* start Given information *

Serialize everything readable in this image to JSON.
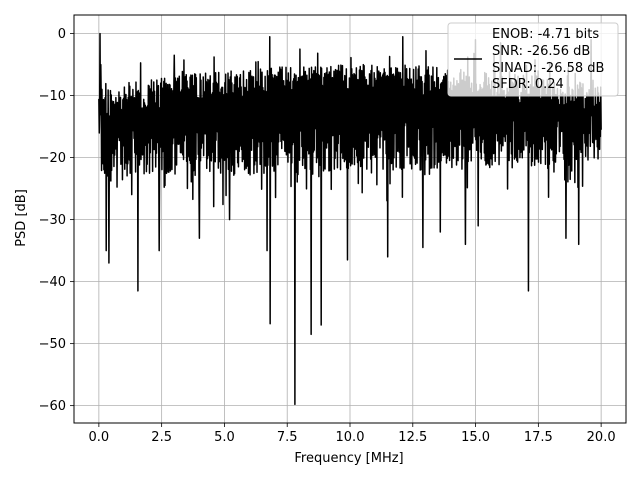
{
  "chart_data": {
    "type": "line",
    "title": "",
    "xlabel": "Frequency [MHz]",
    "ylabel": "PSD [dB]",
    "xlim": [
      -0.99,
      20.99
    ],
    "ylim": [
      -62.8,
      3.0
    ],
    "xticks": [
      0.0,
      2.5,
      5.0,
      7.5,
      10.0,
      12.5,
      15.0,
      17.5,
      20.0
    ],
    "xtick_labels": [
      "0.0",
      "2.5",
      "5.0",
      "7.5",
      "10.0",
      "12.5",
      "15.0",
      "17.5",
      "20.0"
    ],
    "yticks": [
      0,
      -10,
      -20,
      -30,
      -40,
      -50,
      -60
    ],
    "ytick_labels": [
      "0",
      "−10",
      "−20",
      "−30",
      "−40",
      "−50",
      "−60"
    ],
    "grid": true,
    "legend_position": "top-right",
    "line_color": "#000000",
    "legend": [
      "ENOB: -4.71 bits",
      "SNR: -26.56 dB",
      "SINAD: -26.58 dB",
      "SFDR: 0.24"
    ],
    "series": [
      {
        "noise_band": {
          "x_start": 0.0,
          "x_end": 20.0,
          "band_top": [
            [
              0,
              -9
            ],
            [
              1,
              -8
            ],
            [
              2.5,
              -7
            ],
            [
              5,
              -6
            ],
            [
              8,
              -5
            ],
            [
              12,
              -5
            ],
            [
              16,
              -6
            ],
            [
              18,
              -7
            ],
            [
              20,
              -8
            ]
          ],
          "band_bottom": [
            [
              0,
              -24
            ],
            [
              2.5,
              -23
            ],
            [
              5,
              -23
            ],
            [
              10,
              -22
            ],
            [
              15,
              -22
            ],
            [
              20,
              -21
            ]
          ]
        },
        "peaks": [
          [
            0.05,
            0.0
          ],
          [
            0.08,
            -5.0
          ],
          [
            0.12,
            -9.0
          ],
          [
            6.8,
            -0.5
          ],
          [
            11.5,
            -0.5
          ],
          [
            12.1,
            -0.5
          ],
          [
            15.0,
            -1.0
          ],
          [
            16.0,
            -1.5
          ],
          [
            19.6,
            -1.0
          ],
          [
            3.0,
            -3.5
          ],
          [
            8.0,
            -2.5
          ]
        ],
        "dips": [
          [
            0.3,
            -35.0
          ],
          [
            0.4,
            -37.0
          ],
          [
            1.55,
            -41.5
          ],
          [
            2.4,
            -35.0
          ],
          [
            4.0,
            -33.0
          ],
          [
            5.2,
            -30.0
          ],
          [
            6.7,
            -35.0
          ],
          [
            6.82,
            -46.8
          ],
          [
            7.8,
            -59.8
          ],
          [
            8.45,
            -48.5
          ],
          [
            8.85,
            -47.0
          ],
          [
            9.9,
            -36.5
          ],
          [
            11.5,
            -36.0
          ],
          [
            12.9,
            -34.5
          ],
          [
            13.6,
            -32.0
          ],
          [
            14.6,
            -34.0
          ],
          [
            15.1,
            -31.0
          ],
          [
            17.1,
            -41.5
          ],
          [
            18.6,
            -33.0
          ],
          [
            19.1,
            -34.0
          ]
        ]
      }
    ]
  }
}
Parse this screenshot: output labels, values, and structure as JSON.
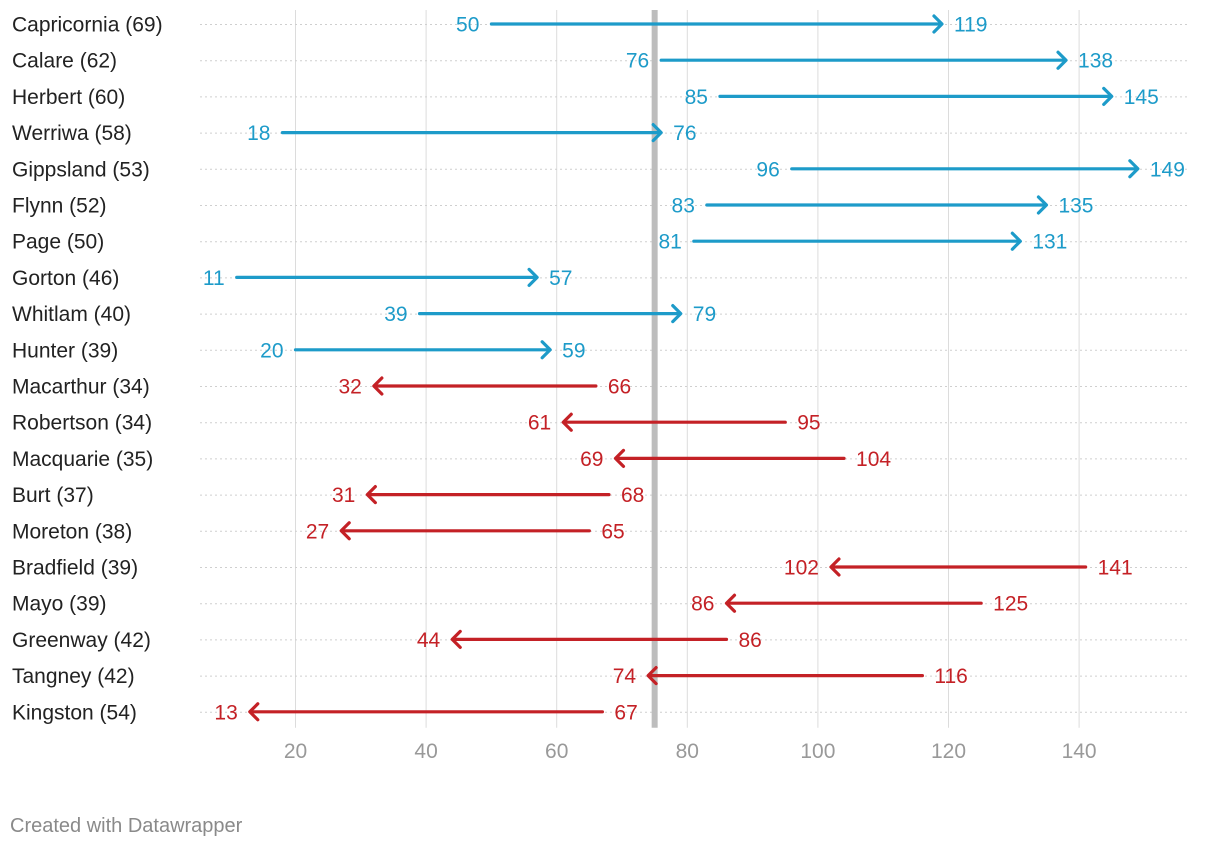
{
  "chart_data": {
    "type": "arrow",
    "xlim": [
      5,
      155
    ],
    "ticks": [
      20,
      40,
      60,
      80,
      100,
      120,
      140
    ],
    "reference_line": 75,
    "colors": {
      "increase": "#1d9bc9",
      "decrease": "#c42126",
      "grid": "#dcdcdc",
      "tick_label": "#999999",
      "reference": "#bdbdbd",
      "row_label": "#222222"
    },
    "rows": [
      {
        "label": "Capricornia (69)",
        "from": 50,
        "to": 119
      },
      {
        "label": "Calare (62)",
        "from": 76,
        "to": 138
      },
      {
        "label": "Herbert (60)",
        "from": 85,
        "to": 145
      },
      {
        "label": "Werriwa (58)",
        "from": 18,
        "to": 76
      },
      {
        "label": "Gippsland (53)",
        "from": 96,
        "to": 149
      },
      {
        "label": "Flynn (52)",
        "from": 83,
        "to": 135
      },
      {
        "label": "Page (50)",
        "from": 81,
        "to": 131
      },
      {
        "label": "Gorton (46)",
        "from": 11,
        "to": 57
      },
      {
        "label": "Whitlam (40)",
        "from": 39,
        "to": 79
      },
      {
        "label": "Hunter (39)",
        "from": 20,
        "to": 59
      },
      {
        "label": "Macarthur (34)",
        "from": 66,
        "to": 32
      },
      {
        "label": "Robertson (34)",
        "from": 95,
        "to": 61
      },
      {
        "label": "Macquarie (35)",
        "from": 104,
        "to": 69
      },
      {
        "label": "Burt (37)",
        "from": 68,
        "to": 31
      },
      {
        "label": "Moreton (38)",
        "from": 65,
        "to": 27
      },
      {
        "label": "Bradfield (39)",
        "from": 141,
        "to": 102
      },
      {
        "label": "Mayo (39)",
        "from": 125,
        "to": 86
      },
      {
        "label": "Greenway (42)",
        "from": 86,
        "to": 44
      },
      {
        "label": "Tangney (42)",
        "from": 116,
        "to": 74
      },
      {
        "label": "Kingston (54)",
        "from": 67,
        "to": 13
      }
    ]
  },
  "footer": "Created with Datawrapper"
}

* end Given information *

## Set problem
Where a line holds the string "JSON", copy that line.

## Expected answer
Serialize everything readable in this image to JSON.
Parse this screenshot: output labels, values, and structure as JSON.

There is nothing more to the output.